Work instructions :: Check every line of the data below for the string "tutor", and copy the ones that hold it.

Stored records
-=-=-=-=-

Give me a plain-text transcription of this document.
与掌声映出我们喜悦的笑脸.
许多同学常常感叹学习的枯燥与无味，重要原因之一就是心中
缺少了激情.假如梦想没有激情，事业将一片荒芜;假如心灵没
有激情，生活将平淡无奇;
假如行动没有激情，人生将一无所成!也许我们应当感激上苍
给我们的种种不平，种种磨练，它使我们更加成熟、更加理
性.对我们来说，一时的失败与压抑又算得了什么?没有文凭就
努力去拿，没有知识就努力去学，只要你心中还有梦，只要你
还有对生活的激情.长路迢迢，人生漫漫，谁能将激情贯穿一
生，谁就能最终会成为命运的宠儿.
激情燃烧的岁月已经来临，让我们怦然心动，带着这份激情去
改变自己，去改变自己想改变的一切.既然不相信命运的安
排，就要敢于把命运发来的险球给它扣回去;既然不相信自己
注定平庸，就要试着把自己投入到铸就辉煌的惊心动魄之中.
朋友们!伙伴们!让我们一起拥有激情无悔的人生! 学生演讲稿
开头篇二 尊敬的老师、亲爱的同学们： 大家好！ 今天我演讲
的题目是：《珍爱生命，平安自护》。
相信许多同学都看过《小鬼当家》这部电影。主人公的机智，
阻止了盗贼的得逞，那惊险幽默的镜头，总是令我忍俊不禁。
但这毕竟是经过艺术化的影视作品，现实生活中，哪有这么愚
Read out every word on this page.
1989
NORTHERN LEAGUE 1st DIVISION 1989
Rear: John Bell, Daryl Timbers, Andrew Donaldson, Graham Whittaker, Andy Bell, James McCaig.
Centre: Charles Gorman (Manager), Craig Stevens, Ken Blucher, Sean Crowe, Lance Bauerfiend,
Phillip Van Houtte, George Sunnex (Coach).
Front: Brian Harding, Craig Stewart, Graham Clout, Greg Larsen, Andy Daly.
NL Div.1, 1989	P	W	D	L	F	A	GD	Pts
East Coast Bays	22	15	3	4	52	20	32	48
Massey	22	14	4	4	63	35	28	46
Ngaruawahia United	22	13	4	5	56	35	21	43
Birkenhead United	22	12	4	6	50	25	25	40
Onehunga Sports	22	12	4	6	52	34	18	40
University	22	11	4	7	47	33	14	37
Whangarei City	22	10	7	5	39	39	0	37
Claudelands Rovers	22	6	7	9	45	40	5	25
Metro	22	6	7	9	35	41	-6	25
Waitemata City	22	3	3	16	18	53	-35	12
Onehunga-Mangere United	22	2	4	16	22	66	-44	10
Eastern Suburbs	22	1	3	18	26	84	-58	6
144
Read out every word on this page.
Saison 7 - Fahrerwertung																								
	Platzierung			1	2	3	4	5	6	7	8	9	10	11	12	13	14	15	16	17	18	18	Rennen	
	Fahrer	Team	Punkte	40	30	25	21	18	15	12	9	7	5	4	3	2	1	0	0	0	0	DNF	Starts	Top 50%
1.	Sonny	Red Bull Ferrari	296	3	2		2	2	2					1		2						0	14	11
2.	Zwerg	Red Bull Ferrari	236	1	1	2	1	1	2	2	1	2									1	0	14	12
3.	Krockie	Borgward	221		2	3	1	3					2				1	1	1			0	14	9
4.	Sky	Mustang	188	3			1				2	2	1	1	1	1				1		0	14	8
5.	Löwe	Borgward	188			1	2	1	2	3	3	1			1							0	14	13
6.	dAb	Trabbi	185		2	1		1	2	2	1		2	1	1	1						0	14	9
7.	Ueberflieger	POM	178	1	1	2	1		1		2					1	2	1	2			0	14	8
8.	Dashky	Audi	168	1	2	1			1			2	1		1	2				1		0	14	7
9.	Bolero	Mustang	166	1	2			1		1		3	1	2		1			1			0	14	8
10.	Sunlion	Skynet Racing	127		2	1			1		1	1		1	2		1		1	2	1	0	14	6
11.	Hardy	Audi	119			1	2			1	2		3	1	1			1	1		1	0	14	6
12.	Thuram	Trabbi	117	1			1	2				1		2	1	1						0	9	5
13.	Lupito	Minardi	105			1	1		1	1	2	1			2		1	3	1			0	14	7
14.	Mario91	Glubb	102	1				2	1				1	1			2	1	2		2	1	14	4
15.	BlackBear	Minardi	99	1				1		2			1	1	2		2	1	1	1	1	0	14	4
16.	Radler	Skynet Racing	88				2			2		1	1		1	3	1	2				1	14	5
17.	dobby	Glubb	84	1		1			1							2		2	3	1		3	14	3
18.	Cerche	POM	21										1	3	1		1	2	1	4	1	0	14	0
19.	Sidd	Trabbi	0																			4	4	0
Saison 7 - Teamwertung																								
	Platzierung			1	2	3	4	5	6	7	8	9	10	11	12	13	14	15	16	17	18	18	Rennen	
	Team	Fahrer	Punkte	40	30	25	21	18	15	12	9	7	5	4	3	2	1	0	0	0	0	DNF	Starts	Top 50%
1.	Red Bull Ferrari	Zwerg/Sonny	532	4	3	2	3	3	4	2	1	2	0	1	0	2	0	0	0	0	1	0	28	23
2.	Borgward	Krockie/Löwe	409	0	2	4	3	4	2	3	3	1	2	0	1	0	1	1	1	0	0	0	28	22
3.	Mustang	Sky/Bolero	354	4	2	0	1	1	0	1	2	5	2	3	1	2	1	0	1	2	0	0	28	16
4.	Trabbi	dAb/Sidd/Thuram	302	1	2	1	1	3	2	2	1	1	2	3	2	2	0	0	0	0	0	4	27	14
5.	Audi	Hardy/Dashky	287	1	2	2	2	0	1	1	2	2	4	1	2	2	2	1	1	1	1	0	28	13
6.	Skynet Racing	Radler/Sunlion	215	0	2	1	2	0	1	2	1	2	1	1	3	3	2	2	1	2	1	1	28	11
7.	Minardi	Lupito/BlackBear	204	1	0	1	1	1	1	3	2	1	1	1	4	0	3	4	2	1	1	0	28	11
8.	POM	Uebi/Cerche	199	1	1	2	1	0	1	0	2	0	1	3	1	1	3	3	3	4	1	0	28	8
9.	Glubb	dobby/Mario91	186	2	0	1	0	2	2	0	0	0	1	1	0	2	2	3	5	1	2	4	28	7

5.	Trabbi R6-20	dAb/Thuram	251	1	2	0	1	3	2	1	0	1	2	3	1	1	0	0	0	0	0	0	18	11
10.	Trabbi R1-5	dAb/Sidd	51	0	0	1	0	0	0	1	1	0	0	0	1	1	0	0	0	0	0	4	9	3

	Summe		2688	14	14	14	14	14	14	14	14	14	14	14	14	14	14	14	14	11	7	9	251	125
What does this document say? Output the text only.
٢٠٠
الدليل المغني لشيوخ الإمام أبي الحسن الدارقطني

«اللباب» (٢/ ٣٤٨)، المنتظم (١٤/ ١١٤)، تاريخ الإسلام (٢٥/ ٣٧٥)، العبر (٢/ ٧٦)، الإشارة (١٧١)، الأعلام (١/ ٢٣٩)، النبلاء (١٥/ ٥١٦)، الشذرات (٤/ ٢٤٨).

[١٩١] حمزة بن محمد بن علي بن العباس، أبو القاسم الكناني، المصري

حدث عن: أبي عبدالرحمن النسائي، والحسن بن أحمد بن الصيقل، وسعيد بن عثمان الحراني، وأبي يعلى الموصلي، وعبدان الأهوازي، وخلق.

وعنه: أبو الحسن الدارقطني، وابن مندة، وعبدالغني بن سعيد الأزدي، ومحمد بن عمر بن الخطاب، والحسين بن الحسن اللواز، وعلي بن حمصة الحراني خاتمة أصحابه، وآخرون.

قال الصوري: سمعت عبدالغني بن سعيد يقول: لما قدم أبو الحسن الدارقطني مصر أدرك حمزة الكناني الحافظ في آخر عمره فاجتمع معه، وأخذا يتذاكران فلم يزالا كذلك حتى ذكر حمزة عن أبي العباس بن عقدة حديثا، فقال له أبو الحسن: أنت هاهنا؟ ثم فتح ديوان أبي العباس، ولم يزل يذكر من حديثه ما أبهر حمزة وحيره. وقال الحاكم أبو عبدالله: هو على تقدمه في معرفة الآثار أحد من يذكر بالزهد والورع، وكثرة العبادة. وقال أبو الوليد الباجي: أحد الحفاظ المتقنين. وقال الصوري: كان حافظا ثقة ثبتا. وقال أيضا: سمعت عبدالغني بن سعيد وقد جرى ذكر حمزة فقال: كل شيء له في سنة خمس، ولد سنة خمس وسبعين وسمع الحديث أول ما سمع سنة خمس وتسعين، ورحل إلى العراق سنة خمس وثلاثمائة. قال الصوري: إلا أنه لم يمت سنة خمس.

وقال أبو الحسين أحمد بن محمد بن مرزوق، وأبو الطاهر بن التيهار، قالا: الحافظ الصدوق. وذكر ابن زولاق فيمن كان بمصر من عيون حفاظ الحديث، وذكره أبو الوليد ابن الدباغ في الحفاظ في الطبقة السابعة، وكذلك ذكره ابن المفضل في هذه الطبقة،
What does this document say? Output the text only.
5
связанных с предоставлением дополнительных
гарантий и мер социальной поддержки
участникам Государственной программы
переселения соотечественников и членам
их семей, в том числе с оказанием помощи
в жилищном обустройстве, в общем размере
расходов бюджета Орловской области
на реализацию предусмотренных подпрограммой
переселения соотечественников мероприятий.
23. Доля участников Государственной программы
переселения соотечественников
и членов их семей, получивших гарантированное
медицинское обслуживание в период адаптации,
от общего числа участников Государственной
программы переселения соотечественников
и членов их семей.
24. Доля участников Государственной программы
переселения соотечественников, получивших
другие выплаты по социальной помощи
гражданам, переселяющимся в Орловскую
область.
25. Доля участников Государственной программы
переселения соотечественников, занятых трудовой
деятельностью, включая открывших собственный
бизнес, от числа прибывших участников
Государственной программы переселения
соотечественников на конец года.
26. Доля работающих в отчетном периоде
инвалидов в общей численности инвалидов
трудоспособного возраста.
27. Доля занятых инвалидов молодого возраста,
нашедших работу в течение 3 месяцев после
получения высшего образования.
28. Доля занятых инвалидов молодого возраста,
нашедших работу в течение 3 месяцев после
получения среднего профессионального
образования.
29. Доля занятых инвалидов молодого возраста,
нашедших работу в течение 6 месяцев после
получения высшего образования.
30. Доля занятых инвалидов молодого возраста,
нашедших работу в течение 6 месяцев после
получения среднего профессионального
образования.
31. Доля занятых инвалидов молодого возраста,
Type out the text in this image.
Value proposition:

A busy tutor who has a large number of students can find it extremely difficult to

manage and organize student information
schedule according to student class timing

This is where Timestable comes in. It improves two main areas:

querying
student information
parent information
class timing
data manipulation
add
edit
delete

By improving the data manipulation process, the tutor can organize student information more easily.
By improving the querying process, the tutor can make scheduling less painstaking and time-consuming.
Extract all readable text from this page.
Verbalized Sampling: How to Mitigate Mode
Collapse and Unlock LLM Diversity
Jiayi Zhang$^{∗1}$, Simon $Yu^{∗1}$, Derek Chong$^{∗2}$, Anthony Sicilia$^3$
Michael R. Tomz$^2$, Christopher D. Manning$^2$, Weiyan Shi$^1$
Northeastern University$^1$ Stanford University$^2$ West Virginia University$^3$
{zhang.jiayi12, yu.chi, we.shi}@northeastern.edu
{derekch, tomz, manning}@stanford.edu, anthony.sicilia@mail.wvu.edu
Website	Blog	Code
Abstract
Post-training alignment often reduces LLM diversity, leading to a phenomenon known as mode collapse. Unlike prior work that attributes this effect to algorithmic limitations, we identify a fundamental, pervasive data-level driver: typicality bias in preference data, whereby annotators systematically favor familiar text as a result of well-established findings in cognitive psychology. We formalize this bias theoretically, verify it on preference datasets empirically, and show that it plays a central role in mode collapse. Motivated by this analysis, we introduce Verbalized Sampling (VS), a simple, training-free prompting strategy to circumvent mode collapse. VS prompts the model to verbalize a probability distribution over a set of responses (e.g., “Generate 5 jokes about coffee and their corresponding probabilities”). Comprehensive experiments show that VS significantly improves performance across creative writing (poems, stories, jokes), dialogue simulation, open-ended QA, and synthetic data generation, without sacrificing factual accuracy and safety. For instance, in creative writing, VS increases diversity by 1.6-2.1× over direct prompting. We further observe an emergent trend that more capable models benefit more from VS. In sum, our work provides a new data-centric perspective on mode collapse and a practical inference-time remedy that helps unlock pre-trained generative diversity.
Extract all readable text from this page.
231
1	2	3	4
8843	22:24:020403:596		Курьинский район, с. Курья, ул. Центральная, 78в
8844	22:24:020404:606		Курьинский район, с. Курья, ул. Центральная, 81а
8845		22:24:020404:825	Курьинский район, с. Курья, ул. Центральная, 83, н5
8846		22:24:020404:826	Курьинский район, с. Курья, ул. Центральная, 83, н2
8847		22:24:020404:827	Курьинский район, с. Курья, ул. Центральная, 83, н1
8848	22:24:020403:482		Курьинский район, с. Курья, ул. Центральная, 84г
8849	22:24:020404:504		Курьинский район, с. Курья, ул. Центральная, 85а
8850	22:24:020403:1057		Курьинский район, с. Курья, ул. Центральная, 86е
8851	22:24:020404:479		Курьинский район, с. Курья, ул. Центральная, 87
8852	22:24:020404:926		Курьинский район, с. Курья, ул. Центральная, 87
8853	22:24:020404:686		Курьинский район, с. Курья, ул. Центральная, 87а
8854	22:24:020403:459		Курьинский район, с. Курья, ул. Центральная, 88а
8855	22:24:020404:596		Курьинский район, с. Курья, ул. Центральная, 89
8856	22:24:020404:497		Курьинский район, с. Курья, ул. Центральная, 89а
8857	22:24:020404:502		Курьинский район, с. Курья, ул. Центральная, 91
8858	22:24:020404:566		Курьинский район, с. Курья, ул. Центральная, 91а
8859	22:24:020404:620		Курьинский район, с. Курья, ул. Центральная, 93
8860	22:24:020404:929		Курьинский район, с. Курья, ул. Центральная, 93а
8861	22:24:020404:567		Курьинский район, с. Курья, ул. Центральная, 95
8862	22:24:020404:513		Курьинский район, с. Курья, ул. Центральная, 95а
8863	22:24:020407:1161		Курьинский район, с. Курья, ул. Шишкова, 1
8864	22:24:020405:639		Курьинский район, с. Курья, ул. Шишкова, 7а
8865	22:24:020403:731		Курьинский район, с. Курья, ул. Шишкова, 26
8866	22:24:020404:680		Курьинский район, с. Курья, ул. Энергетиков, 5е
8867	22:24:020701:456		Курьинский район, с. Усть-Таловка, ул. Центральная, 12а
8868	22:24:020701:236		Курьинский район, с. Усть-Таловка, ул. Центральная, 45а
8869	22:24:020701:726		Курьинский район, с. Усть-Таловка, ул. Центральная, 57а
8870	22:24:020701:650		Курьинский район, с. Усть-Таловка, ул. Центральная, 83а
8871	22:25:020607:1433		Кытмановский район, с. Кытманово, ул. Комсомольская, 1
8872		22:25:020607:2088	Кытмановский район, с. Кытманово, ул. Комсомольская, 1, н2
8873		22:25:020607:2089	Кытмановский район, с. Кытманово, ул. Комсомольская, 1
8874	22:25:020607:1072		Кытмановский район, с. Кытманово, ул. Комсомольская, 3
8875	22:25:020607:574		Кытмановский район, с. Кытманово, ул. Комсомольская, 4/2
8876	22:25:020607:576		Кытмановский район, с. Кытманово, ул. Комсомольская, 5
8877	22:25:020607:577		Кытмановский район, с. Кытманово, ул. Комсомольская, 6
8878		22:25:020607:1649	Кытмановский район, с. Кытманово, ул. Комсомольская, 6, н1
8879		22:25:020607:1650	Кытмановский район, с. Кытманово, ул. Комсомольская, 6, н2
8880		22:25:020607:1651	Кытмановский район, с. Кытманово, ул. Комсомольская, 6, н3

-=-=-=-=-

Exercise response ::
A busy tutor who has a large number of students can find it extremely difficult to
By improving the data manipulation process, the tutor can organize student information more easily.
By improving the querying process, the tutor can make scheduling less painstaking and time-consuming.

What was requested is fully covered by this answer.